_Source data_
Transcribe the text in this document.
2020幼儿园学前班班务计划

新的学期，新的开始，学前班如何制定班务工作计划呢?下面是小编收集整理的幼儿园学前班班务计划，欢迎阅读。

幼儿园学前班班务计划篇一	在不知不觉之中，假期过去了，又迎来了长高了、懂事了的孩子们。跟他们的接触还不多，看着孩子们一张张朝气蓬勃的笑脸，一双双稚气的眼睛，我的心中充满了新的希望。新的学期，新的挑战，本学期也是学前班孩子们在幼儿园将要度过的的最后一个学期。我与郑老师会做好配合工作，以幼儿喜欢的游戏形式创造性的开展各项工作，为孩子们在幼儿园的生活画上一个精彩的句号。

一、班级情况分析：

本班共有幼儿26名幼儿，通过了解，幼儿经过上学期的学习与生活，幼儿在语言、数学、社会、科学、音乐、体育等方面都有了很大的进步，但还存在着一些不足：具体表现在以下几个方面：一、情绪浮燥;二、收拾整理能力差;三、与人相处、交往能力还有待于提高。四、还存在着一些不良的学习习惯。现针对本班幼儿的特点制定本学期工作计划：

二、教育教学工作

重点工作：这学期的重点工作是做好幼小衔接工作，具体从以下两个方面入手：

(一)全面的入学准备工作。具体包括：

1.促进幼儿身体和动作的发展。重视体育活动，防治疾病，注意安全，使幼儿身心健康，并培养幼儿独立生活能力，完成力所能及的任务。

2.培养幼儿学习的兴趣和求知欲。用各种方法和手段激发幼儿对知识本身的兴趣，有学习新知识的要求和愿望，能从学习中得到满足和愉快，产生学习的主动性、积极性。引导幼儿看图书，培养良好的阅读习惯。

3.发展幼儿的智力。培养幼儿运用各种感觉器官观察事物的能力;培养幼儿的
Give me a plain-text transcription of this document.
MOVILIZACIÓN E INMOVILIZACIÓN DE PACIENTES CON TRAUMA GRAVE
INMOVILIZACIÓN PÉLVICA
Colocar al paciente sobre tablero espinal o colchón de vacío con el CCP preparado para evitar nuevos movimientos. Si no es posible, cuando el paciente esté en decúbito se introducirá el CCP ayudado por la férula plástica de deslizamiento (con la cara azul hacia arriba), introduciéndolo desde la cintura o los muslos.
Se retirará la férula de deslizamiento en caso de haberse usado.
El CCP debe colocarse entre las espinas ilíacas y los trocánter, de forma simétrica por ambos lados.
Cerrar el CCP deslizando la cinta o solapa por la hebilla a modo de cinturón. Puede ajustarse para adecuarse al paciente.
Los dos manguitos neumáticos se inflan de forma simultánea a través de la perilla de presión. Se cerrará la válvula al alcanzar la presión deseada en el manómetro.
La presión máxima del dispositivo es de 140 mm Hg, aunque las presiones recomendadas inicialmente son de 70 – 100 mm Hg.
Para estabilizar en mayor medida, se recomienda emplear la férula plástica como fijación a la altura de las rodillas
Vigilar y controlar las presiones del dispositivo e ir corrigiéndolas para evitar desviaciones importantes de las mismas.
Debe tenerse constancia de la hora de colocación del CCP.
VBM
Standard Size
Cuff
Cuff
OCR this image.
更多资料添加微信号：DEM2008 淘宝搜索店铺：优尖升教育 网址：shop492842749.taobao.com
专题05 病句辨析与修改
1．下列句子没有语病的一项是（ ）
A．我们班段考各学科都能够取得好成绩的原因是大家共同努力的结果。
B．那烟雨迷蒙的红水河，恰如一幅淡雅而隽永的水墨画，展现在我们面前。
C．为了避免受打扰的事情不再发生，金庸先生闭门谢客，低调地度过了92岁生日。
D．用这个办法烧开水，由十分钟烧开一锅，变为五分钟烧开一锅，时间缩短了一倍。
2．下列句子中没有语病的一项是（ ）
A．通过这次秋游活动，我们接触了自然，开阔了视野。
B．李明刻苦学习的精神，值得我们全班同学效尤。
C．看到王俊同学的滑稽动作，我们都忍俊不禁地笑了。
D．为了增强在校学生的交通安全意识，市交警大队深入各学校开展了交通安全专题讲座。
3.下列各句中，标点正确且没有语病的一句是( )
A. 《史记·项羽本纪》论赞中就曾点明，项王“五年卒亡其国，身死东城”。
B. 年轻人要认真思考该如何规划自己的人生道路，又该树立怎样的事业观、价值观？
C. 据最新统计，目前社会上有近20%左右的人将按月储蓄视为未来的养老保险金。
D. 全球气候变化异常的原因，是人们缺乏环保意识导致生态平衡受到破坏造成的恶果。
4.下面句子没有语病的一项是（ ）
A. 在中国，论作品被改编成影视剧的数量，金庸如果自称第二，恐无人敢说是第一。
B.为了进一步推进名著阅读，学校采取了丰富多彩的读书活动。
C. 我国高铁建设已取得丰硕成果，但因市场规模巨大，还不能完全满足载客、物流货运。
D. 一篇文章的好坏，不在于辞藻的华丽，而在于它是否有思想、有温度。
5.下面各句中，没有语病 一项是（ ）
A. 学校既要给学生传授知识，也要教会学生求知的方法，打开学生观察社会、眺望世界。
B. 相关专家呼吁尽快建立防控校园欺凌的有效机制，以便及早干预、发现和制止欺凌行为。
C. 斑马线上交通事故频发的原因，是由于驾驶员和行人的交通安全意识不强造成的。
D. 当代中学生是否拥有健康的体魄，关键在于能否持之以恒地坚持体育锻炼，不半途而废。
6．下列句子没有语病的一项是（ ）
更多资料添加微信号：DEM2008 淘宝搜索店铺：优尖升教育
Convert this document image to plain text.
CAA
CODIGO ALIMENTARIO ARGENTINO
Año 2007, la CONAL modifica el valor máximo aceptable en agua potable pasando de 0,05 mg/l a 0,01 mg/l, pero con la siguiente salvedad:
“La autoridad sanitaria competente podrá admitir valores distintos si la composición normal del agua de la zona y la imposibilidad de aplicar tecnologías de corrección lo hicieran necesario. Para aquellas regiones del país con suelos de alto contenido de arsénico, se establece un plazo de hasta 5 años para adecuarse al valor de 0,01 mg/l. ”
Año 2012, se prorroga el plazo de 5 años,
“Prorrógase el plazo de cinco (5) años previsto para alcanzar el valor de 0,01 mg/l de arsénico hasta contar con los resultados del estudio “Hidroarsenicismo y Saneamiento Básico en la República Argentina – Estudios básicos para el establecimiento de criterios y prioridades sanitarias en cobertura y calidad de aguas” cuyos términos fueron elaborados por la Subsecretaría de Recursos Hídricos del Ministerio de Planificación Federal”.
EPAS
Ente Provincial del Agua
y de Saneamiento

_Exercise aim_
All of the records must be retyped exactly as they are.

_Result_
Transcribe the text in this document.
2020幼儿园学前班班务计划

新的学期，新的开始，学前班如何制定班务工作计划呢?下面是小编收集整理的幼儿园学前班班务计划，欢迎阅读。

幼儿园学前班班务计划篇一	在不知不觉之中，假期过去了，又迎来了长高了、懂事了的孩子们。跟他们的接触还不多，看着孩子们一张张朝气蓬勃的笑脸，一双双稚气的眼睛，我的心中充满了新的希望。新的学期，新的挑战，本学期也是学前班孩子们在幼儿园将要度过的的最后一个学期。我与郑老师会做好配合工作，以幼儿喜欢的游戏形式创造性的开展各项工作，为孩子们在幼儿园的生活画上一个精彩的句号。

一、班级情况分析：

本班共有幼儿26名幼儿，通过了解，幼儿经过上学期的学习与生活，幼儿在语言、数学、社会、科学、音乐、体育等方面都有了很大的进步，但还存在着一些不足：具体表现在以下几个方面：一、情绪浮燥;二、收拾整理能力差;三、与人相处、交往能力还有待于提高。四、还存在着一些不良的学习习惯。现针对本班幼儿的特点制定本学期工作计划：

二、教育教学工作

重点工作：这学期的重点工作是做好幼小衔接工作，具体从以下两个方面入手：

(一)全面的入学准备工作。具体包括：

1.促进幼儿身体和动作的发展。重视体育活动，防治疾病，注意安全，使幼儿身心健康，并培养幼儿独立生活能力，完成力所能及的任务。

2.培养幼儿学习的兴趣和求知欲。用各种方法和手段激发幼儿对知识本身的兴趣，有学习新知识的要求和愿望，能从学习中得到满足和愉快，产生学习的主动性、积极性。引导幼儿看图书，培养良好的阅读习惯。

3.发展幼儿的智力。培养幼儿运用各种感觉器官观察事物的能力;培养幼儿的
Give me a plain-text transcription of this document.
MOVILIZACIÓN E INMOVILIZACIÓN DE PACIENTES CON TRAUMA GRAVE
INMOVILIZACIÓN PÉLVICA
Colocar al paciente sobre tablero espinal o colchón de vacío con el CCP preparado para evitar nuevos movimientos. Si no es posible, cuando el paciente esté en decúbito se introducirá el CCP ayudado por la férula plástica de deslizamiento (con la cara azul hacia arriba), introduciéndolo desde la cintura o los muslos.
Se retirará la férula de deslizamiento en caso de haberse usado.
El CCP debe colocarse entre las espinas ilíacas y los trocánter, de forma simétrica por ambos lados.
Cerrar el CCP deslizando la cinta o solapa por la hebilla a modo de cinturón. Puede ajustarse para adecuarse al paciente.
Los dos manguitos neumáticos se inflan de forma simultánea a través de la perilla de presión. Se cerrará la válvula al alcanzar la presión deseada en el manómetro.
La presión máxima del dispositivo es de 140 mm Hg, aunque las presiones recomendadas inicialmente son de 70 – 100 mm Hg.
Para estabilizar en mayor medida, se recomienda emplear la férula plástica como fijación a la altura de las rodillas
Vigilar y controlar las presiones del dispositivo e ir corrigiéndolas para evitar desviaciones importantes de las mismas.
Debe tenerse constancia de la hora de colocación del CCP.
VBM
Standard Size
Cuff
Cuff
OCR this image.
更多资料添加微信号：DEM2008 淘宝搜索店铺：优尖升教育 网址：shop492842749.taobao.com
专题05 病句辨析与修改
1．下列句子没有语病的一项是（ ）
A．我们班段考各学科都能够取得好成绩的原因是大家共同努力的结果。
B．那烟雨迷蒙的红水河，恰如一幅淡雅而隽永的水墨画，展现在我们面前。
C．为了避免受打扰的事情不再发生，金庸先生闭门谢客，低调地度过了92岁生日。
D．用这个办法烧开水，由十分钟烧开一锅，变为五分钟烧开一锅，时间缩短了一倍。
2．下列句子中没有语病的一项是（ ）
A．通过这次秋游活动，我们接触了自然，开阔了视野。
B．李明刻苦学习的精神，值得我们全班同学效尤。
C．看到王俊同学的滑稽动作，我们都忍俊不禁地笑了。
D．为了增强在校学生的交通安全意识，市交警大队深入各学校开展了交通安全专题讲座。
3.下列各句中，标点正确且没有语病的一句是( )
A. 《史记·项羽本纪》论赞中就曾点明，项王“五年卒亡其国，身死东城”。
B. 年轻人要认真思考该如何规划自己的人生道路，又该树立怎样的事业观、价值观？
C. 据最新统计，目前社会上有近20%左右的人将按月储蓄视为未来的养老保险金。
D. 全球气候变化异常的原因，是人们缺乏环保意识导致生态平衡受到破坏造成的恶果。
4.下面句子没有语病的一项是（ ）
A. 在中国，论作品被改编成影视剧的数量，金庸如果自称第二，恐无人敢说是第一。
B.为了进一步推进名著阅读，学校采取了丰富多彩的读书活动。
C. 我国高铁建设已取得丰硕成果，但因市场规模巨大，还不能完全满足载客、物流货运。
D. 一篇文章的好坏，不在于辞藻的华丽，而在于它是否有思想、有温度。
5.下面各句中，没有语病 一项是（ ）
A. 学校既要给学生传授知识，也要教会学生求知的方法，打开学生观察社会、眺望世界。
B. 相关专家呼吁尽快建立防控校园欺凌的有效机制，以便及早干预、发现和制止欺凌行为。
C. 斑马线上交通事故频发的原因，是由于驾驶员和行人的交通安全意识不强造成的。
D. 当代中学生是否拥有健康的体魄，关键在于能否持之以恒地坚持体育锻炼，不半途而废。
6．下列句子没有语病的一项是（ ）
更多资料添加微信号：DEM2008 淘宝搜索店铺：优尖升教育
Convert this document image to plain text.
CAA
CODIGO ALIMENTARIO ARGENTINO
Año 2007, la CONAL modifica el valor máximo aceptable en agua potable pasando de 0,05 mg/l a 0,01 mg/l, pero con la siguiente salvedad:
“La autoridad sanitaria competente podrá admitir valores distintos si la composición normal del agua de la zona y la imposibilidad de aplicar tecnologías de corrección lo hicieran necesario. Para aquellas regiones del país con suelos de alto contenido de arsénico, se establece un plazo de hasta 5 años para adecuarse al valor de 0,01 mg/l. ”
Año 2012, se prorroga el plazo de 5 años,
“Prorrógase el plazo de cinco (5) años previsto para alcanzar el valor de 0,01 mg/l de arsénico hasta contar con los resultados del estudio “Hidroarsenicismo y Saneamiento Básico en la República Argentina – Estudios básicos para el establecimiento de criterios y prioridades sanitarias en cobertura y calidad de aguas” cuyos términos fueron elaborados por la Subsecretaría de Recursos Hídricos del Ministerio de Planificación Federal”.
EPAS
Ente Provincial del Agua
y de Saneamiento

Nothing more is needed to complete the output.